▶ [Passage provided]
========================

I’ve lost myself in motherhood. That might sound overdramatic – I know – but I recently realized it’s true.

My kids are small – 4.5 and 1.5 – and if you have young kids, then you know how beautiful and intensive these years are. I actively throw myself into motherhood, especially with the constant distractions of technology and pressures to be “more than a mom.” I seem to run headfirst – to be more mindful with them, to soak it all in. And I’m not saying I regret this at all – but I do realize that in giving my presence fully to my kids, I’ve started to lose presence with myself.

“In giving my presence fully to my kids, I’ve started to lose presence with myself.”

I had this realization a few months ago, sitting on the couch after getting both kids to sleep (again) and turning on the Taylor Swift Concert on Disney+. If you’re a Taylor Swift fan, then you may know where I’m going with this, but I found myself transported to the feeling I had when I was 16 with a brand new driver’s license, listening to “Our Song” blaring from a burnt CD. That feeling of youth, of freedom, of carelessness just came rushing back to me, and I sat there and cried. Not grieving where I was, but from the realization of how good it feels to enjoy something for myself.

Flash forward a few months and my husband miraculously found us tickets to the Eras Tour show. We embarked on a whirlwind weekend – dropping off the kids at 8 PM and driving across half the country just to see her show. I haven’t done anything so spontaneous in a very long time – and you know what – I was the happiest I’ve been in a very long time. Of course, my kids make me happy and there’s no love like that. But this was a different kind of happiness – a “me” type of happiness.

This was a different kind of happiness – a ‘me’ type of happiness.

I don’t have the answers on how to do this motherhood thing right or wrong – but I can share a few thoughts after my weekend for me.

Dive Headfirst into Motherhood

Do it. You won’t regret those small moments that you were present to experience with your children. The first steps, the late-night snuggles, the spontaneous giggles – these moments truly are fleeting and precious.

Prioritize Self-Care

It’s so important to carve out time for yourself. Whether it’s a quiet cup of (warm) coffee in the morning, a yoga session during nap time, or a hobby that you love, these small acts of self-care can recharge you.

Plan a Spontaneous Adventure

Sometimes, the best moments come from breaking the routine. Plan a spontaneous date night, a solo trip, or a concert getaway (can I suggest a Taylor show?). These experiences just might remind you of the vibrant person you are beyond motherhood.

Connect with Your Passions

Revisit the things that used to make you feel alive. It could be music, like in my case, painting, writing, or any other passion. These activities can reignite a part of you that might have been set aside for those laundry folding evenings.

========================

▶ [Data listing]
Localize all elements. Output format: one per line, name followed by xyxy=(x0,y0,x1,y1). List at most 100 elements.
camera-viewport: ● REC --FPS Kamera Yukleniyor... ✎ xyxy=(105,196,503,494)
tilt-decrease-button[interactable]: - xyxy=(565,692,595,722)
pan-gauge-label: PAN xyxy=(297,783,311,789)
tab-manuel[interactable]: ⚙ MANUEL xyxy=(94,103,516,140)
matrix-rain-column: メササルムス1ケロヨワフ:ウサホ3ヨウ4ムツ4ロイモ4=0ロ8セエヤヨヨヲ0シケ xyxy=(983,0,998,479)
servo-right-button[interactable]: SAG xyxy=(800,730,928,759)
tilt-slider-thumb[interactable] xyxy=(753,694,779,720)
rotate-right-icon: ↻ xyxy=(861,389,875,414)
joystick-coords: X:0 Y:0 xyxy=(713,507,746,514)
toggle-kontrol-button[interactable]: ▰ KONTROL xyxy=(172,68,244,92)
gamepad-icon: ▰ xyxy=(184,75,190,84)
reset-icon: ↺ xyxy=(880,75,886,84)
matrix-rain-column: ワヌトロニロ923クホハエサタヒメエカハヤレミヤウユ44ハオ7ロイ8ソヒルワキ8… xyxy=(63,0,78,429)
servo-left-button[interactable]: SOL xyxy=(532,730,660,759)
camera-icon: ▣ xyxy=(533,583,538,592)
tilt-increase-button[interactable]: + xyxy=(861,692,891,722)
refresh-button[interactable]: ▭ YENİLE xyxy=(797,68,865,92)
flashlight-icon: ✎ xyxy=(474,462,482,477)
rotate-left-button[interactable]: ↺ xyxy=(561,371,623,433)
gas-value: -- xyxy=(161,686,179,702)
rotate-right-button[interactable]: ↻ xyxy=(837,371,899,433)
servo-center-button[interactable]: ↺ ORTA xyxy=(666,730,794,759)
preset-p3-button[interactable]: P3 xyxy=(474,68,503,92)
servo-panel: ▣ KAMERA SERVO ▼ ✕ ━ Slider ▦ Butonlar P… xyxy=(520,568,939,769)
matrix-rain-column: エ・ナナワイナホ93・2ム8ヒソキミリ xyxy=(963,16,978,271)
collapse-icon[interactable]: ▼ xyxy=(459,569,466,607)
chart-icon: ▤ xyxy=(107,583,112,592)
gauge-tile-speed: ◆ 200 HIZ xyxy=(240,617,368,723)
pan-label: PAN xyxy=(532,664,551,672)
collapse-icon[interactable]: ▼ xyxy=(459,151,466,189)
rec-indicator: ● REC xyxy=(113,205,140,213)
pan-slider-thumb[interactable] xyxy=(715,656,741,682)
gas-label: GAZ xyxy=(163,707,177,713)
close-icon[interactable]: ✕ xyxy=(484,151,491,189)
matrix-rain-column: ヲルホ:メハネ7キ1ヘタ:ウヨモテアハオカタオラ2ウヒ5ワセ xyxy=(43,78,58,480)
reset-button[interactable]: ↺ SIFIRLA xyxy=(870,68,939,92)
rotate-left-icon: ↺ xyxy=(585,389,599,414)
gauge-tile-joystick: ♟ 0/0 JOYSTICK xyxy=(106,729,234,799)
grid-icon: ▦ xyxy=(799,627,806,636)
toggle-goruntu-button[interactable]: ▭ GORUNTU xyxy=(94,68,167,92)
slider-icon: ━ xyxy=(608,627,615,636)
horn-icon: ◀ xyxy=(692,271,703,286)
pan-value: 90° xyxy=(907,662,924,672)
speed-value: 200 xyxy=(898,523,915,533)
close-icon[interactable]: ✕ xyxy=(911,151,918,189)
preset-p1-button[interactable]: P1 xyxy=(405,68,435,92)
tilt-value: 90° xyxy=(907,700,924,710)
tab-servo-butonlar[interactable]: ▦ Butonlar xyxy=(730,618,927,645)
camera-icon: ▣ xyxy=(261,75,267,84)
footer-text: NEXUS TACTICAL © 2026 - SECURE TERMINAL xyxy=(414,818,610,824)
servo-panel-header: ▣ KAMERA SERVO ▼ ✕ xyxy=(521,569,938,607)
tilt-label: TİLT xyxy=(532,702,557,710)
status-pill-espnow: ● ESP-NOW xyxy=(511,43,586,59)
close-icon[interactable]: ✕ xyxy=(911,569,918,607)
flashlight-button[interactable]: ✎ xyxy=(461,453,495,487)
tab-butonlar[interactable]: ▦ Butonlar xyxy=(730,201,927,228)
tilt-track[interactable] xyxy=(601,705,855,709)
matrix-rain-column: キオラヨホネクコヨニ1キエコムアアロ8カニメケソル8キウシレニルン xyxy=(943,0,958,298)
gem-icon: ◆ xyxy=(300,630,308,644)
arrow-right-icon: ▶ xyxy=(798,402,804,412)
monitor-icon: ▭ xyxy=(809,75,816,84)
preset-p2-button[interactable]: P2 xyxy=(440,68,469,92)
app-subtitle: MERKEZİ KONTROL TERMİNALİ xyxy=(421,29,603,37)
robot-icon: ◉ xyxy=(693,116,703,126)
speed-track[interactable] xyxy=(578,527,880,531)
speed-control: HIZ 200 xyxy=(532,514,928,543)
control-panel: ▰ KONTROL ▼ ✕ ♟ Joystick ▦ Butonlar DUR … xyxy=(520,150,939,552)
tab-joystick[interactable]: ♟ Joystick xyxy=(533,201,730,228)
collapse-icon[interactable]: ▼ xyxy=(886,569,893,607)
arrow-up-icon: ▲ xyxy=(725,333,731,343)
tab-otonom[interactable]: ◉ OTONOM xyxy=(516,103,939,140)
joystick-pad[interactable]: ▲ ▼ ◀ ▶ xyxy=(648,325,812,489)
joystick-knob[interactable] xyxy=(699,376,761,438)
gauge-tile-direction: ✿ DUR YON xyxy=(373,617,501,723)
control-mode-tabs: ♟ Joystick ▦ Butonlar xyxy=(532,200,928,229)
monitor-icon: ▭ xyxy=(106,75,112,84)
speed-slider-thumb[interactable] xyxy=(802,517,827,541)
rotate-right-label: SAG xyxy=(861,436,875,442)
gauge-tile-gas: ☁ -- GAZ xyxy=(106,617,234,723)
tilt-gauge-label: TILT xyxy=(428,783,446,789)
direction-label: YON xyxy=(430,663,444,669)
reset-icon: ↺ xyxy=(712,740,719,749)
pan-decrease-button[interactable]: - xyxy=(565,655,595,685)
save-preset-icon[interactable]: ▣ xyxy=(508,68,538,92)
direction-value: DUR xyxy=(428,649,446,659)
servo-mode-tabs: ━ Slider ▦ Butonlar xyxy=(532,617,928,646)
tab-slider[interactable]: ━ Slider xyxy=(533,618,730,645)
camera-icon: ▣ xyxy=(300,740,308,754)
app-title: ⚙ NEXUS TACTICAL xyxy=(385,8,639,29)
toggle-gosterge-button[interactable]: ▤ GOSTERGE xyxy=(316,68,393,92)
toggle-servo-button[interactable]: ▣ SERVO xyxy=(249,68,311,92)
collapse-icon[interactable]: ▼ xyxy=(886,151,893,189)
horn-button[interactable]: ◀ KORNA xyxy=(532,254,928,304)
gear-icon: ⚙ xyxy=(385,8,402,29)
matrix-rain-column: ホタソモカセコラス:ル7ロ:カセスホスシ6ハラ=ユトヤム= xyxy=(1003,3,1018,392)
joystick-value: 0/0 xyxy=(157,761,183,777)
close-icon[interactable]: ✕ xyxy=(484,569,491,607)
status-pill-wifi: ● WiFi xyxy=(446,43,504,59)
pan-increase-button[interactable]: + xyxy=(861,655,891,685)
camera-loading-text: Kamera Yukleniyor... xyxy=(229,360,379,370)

========================

Reproduce the piece on motherhood, everything from "I had this realization" down to "something for myself.", with "couch" swapped for "sofa".

▶ [Task solution]
I had this realization a few months ago, sitting on the sofa after getting both kids to sleep (again) and turning on the Taylor Swift Concert on Disney+. If you’re a Taylor Swift fan, then you may know where I’m going with this, but I found myself transported to the feeling I had when I was 16 with a brand new driver’s license, listening to “Our Song” blaring from a burnt CD. That feeling of youth, of freedom, of carelessness just came rushing back to me, and I sat there and cried. Not grieving where I was, but from the realization of how good it feels to enjoy something for myself.